(A run of records)
----

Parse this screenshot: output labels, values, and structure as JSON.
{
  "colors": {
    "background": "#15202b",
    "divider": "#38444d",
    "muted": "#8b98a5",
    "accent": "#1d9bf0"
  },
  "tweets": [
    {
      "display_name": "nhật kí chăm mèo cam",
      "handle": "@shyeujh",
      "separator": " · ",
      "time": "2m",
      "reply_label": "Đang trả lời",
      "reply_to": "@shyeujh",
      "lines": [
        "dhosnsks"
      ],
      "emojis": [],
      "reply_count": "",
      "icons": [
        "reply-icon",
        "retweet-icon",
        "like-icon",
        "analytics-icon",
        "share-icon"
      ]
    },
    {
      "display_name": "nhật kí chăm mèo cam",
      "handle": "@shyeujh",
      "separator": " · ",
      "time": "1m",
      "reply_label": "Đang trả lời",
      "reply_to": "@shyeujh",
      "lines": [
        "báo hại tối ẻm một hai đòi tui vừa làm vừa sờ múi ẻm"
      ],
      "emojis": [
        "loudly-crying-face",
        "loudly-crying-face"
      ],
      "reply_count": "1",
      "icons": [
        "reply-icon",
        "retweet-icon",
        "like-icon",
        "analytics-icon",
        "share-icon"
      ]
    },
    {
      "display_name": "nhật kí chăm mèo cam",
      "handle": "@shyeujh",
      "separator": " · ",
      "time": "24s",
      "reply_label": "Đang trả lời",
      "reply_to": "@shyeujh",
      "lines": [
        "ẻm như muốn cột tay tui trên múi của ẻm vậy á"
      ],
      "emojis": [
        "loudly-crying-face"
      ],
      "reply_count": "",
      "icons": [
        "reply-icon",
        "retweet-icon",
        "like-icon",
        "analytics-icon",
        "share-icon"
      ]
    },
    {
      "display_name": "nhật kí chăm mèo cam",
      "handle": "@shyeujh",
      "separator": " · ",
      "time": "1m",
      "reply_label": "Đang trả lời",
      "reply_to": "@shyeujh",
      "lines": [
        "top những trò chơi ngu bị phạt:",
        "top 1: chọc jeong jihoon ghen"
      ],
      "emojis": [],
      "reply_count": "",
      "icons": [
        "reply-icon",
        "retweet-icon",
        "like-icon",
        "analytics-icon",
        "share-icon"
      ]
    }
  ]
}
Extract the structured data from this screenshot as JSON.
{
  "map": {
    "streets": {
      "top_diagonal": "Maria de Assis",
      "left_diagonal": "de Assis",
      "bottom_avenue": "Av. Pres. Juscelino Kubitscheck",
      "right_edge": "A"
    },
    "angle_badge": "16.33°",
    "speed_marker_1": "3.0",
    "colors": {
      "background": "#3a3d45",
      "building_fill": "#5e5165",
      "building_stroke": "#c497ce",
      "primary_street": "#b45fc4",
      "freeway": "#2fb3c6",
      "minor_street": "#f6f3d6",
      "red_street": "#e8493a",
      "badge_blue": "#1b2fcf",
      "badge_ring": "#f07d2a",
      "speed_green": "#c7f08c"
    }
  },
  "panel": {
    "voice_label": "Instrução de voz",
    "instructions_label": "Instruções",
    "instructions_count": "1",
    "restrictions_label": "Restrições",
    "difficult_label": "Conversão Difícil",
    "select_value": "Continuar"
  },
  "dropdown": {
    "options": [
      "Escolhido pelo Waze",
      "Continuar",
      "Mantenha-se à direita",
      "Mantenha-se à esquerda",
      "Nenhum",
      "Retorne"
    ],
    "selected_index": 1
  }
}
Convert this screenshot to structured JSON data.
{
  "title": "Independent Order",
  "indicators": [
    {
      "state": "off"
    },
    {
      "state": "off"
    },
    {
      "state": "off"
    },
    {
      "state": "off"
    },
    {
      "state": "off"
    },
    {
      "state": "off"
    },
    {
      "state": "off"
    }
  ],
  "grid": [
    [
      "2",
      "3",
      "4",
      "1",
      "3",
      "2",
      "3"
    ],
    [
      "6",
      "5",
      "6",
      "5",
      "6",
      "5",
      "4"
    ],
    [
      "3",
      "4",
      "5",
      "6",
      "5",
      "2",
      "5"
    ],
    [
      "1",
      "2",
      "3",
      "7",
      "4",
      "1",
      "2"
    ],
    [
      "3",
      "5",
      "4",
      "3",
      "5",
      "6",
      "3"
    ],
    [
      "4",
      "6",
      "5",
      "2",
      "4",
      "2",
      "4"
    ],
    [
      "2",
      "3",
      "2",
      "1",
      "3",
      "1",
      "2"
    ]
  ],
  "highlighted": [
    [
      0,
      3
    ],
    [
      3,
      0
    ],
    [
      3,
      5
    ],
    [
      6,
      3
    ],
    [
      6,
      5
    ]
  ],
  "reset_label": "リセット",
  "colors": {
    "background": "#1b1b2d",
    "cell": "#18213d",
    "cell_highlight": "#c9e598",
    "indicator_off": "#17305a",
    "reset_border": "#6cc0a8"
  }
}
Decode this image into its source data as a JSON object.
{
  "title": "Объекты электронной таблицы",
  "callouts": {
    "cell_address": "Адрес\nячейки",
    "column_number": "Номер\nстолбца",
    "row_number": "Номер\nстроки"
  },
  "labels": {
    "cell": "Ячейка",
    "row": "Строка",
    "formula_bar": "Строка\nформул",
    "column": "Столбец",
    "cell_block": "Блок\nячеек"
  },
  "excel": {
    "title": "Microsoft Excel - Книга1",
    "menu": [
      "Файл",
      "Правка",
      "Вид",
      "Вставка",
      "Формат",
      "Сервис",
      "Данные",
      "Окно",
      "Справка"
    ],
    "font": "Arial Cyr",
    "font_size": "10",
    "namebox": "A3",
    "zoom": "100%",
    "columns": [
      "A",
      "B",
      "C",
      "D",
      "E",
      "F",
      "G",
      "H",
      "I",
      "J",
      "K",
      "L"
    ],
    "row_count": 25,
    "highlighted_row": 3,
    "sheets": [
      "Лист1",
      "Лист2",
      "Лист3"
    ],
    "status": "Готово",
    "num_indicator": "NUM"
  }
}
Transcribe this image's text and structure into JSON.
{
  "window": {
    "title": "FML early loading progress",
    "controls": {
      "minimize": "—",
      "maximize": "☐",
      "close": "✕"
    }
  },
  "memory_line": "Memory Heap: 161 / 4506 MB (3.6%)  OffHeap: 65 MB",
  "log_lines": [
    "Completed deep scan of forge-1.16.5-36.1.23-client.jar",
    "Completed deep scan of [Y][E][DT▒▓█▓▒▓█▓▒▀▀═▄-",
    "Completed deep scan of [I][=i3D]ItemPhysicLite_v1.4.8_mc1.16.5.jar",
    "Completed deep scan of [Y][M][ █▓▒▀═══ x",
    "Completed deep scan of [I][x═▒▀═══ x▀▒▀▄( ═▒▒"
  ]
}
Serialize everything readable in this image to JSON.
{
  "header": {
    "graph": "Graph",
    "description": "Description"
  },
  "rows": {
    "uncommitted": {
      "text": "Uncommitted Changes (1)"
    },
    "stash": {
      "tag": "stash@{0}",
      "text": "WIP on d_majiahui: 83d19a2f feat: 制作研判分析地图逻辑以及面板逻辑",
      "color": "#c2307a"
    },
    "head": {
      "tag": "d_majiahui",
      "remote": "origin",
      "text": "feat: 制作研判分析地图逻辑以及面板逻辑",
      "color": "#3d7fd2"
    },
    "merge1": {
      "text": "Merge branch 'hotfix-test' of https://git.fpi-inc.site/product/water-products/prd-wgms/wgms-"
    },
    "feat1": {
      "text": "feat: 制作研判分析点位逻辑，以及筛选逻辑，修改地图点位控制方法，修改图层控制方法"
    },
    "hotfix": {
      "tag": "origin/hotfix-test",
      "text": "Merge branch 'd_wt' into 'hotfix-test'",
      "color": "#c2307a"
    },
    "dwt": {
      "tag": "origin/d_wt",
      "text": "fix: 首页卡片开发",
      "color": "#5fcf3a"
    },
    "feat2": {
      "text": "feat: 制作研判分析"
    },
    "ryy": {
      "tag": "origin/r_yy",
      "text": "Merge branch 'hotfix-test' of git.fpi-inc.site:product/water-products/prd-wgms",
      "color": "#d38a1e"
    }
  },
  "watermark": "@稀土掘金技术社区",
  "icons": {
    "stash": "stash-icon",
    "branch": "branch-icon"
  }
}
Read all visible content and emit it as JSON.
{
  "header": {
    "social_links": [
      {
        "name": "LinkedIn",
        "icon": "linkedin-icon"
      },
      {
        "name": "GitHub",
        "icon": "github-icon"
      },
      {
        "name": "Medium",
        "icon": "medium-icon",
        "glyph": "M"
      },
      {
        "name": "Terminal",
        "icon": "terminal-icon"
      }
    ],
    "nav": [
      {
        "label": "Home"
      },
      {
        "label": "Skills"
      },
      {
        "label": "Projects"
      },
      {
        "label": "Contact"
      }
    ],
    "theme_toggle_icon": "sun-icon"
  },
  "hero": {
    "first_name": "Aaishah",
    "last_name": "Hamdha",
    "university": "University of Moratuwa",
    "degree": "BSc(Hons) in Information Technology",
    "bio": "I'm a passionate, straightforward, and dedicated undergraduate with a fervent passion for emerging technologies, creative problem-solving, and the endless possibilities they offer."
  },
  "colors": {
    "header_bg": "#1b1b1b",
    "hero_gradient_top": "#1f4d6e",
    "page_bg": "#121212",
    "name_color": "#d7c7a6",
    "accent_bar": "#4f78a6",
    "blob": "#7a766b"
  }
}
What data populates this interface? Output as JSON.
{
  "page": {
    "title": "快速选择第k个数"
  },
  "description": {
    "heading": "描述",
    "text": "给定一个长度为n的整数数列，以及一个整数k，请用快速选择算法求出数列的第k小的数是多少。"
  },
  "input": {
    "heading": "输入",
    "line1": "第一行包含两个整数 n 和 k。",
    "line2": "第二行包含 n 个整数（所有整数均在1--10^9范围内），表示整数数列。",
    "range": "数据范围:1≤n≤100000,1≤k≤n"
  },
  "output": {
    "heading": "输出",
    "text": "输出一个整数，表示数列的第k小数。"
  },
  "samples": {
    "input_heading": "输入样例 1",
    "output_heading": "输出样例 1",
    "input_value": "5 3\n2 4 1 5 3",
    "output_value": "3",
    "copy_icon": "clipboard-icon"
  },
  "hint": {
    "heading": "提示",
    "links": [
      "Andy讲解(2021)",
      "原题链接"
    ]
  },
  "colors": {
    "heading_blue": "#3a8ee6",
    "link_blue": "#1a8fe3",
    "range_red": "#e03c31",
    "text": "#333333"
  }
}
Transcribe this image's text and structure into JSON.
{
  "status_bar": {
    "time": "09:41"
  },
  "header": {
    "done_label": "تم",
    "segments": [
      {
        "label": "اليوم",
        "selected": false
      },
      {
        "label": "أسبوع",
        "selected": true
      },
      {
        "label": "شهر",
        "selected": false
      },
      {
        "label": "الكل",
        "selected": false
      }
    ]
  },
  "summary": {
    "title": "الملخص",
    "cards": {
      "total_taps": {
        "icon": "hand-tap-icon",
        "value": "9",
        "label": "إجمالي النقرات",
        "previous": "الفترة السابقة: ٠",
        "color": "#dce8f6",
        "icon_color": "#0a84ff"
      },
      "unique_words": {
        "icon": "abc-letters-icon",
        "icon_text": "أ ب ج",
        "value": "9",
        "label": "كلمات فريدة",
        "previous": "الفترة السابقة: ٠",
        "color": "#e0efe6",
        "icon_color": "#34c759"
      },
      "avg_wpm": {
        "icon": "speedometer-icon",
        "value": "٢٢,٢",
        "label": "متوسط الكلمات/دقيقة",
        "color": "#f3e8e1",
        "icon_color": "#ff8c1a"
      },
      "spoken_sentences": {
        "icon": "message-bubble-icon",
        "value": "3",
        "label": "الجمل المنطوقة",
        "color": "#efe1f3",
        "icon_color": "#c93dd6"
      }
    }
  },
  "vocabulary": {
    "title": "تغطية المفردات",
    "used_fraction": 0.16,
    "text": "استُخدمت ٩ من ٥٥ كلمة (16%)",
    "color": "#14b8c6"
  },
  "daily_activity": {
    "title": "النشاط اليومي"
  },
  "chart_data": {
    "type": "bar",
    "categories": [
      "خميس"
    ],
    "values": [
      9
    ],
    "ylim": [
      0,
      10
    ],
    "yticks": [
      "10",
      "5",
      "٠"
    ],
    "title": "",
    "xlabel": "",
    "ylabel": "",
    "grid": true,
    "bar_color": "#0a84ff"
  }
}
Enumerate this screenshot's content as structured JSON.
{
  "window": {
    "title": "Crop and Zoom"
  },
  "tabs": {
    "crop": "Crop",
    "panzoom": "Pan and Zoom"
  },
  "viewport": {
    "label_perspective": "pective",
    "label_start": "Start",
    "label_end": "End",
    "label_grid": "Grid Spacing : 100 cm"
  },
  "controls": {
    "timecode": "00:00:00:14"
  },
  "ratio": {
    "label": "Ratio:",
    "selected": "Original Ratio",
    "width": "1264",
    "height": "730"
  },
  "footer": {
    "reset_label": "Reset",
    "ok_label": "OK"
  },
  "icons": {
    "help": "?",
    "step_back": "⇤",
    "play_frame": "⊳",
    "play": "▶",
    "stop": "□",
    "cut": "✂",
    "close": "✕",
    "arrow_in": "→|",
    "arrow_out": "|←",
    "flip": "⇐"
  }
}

----

▶ _Exercise description_
Read the lines above. Gather those in which the string "hotfix" is found.

▶ _Task result_
      "text": "Merge branch 'hotfix-test' of https://git.fpi-inc.site/product/water-products/prd-wgms/wgms-"
    "hotfix": {
      "tag": "origin/hotfix-test",
      "text": "Merge branch 'd_wt' into 'hotfix-test'",
      "text": "Merge branch 'hotfix-test' of git.fpi-inc.site:product/water-products/prd-wgms",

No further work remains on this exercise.